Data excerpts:
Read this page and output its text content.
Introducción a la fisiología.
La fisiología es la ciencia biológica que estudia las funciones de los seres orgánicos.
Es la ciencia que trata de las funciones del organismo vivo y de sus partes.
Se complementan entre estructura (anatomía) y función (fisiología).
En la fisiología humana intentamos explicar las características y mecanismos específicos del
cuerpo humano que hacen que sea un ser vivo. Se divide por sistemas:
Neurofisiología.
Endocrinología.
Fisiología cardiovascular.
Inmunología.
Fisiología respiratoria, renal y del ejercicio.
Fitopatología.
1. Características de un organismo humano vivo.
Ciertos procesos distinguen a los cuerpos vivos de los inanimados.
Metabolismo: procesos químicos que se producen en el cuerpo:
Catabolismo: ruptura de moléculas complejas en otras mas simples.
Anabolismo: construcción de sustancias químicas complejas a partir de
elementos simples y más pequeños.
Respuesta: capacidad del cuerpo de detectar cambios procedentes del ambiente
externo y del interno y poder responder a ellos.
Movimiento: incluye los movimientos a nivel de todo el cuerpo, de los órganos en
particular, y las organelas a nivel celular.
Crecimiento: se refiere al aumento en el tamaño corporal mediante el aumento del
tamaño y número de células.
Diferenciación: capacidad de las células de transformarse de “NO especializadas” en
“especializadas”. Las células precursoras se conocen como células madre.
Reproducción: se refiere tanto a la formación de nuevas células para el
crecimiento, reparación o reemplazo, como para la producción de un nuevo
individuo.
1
==
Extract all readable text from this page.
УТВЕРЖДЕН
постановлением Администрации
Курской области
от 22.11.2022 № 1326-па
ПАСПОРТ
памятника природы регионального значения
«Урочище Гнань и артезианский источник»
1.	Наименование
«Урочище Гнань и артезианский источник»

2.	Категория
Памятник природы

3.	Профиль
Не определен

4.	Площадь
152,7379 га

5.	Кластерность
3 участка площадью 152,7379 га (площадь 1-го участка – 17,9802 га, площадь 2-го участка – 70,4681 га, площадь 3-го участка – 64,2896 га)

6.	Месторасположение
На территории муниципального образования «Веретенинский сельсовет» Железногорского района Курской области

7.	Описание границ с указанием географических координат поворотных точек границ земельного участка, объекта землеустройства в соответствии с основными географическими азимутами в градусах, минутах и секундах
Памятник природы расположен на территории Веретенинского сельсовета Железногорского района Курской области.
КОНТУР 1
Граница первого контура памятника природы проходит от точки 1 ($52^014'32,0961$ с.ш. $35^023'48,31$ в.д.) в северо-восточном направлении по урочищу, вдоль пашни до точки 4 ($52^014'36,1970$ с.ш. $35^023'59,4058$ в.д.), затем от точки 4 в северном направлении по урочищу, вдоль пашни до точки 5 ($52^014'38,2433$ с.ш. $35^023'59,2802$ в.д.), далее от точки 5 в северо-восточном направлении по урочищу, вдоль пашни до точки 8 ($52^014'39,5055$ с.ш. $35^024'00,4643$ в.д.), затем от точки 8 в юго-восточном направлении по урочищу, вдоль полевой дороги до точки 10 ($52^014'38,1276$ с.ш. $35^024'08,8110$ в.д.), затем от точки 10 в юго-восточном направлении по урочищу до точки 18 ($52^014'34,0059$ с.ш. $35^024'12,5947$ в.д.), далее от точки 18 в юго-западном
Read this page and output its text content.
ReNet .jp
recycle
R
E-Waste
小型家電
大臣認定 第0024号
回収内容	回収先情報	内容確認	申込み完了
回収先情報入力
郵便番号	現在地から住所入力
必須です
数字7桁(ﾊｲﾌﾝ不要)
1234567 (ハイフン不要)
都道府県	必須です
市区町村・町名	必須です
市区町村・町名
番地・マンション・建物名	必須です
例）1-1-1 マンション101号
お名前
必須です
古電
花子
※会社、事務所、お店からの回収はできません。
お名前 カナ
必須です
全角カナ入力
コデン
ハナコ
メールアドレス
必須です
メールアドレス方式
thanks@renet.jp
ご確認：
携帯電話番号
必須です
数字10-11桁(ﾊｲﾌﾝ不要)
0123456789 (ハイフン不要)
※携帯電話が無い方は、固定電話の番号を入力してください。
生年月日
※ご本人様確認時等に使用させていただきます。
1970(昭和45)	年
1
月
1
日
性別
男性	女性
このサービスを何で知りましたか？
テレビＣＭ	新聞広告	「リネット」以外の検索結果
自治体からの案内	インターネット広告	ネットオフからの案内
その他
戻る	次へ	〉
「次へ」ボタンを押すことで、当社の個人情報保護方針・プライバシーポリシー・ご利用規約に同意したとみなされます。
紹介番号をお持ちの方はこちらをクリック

Set exercise: List each line of the records that holds the string "территории".

Answer to the problem:
На территории муниципального образования «Веретенинский сельсовет» Железногорского района Курской области
Памятник природы расположен на территории Веретенинского сельсовета Железногорского района Курской области.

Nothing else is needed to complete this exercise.